Check each line of the material. Copy those containing "bike".
— START —
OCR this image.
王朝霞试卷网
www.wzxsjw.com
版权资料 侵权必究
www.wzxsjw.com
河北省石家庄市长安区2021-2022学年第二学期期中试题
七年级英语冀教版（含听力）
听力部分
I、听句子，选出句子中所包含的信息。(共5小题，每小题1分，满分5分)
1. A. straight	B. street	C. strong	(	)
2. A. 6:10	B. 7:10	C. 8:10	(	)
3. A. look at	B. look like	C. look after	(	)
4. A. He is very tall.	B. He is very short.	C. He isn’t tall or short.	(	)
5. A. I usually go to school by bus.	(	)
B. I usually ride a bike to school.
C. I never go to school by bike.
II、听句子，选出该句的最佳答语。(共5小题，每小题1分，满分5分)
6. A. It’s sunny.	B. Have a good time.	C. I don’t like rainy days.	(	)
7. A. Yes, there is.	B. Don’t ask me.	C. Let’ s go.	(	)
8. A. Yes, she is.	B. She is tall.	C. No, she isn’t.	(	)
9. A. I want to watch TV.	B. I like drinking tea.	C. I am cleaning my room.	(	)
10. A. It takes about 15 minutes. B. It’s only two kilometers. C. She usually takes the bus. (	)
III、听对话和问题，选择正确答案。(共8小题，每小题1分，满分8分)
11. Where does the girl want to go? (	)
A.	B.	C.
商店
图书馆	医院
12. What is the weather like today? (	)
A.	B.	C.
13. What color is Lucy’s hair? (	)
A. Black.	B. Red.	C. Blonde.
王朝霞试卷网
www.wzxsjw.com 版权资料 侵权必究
— END —
— START —
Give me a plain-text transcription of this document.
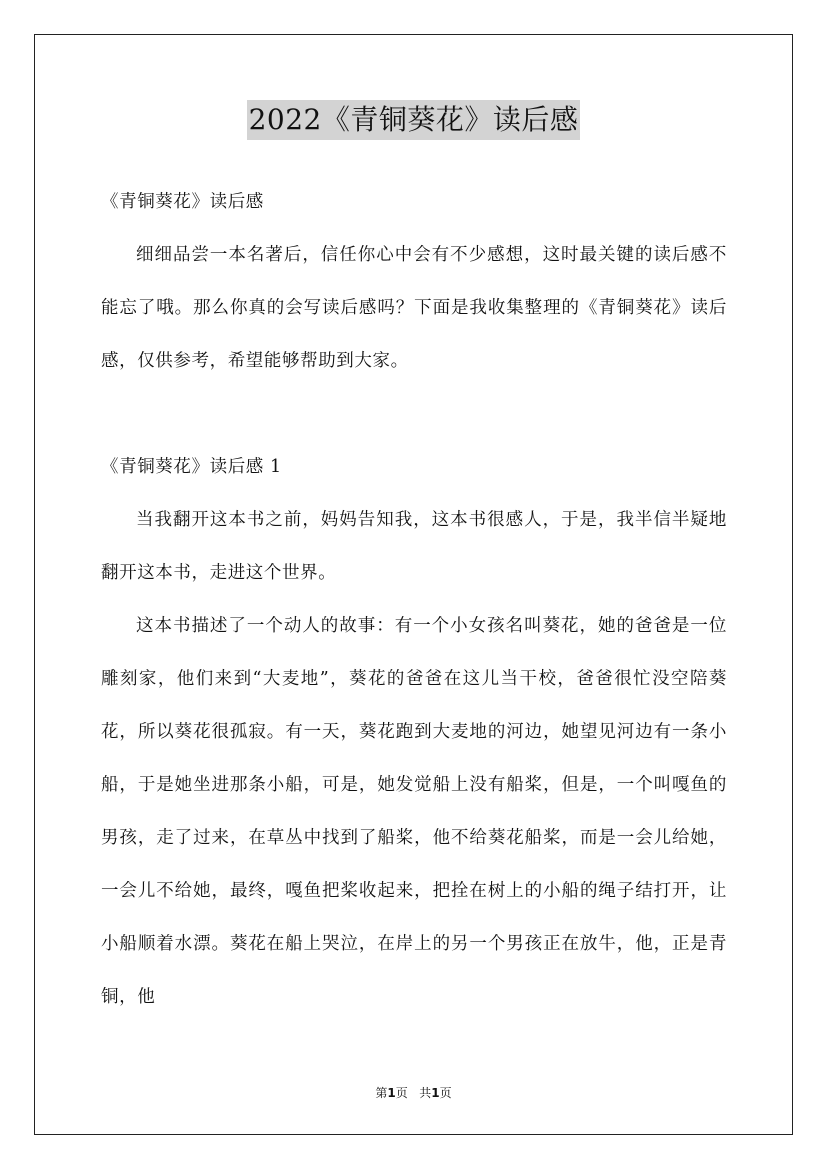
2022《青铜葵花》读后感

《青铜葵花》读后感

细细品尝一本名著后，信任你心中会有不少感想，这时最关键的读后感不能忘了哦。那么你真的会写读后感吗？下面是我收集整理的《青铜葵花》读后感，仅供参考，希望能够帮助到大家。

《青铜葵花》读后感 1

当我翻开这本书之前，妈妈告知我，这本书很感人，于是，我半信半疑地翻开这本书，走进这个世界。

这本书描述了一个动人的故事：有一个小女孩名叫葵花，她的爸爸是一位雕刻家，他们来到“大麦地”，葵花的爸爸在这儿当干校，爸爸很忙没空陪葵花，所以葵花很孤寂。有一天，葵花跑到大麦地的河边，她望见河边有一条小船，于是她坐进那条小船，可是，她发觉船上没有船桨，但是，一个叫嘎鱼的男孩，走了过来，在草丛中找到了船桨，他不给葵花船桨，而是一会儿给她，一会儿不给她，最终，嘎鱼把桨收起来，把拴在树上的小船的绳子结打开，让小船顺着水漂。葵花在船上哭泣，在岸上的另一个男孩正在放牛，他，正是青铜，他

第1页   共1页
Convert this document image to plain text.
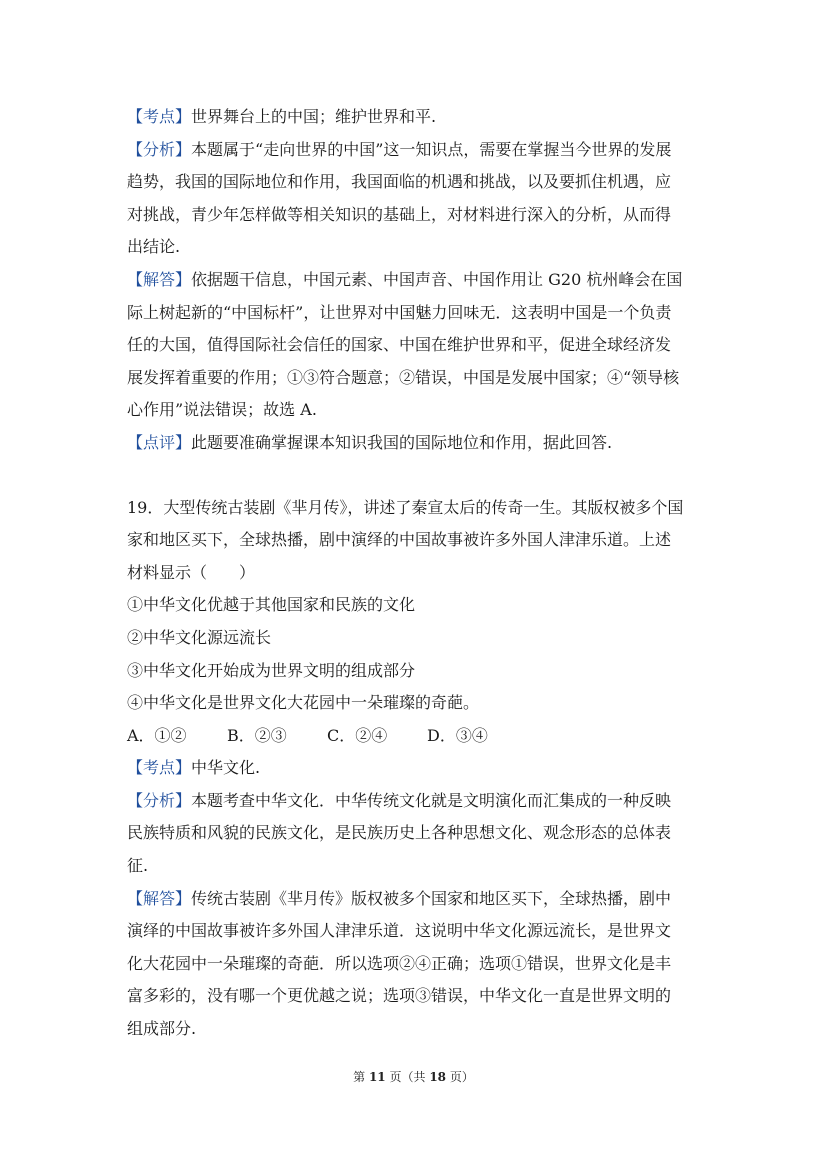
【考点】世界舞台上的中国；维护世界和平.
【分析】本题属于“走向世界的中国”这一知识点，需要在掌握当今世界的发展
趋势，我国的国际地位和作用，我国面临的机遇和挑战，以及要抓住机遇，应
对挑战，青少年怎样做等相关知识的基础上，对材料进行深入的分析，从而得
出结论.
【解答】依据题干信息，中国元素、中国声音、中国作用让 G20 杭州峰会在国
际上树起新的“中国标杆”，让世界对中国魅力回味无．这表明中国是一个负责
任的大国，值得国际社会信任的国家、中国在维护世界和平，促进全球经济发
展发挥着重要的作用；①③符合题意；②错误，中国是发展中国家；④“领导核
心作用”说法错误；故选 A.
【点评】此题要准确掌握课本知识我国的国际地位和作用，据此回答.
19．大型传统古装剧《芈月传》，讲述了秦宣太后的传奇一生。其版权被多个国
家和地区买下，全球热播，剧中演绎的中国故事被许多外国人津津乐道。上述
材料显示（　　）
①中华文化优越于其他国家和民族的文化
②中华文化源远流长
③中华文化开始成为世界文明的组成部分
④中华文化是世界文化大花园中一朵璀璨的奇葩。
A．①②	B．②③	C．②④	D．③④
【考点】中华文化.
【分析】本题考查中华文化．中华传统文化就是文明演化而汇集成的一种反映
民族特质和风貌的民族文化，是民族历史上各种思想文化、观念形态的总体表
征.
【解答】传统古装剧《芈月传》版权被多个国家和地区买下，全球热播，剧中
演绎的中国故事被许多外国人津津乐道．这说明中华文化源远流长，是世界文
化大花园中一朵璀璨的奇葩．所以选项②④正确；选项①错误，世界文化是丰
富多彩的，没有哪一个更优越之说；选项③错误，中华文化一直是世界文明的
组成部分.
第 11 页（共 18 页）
— END —
**CORRECT ANSWER**.
B. I usually ride a bike to school.
C. I never go to school by bike.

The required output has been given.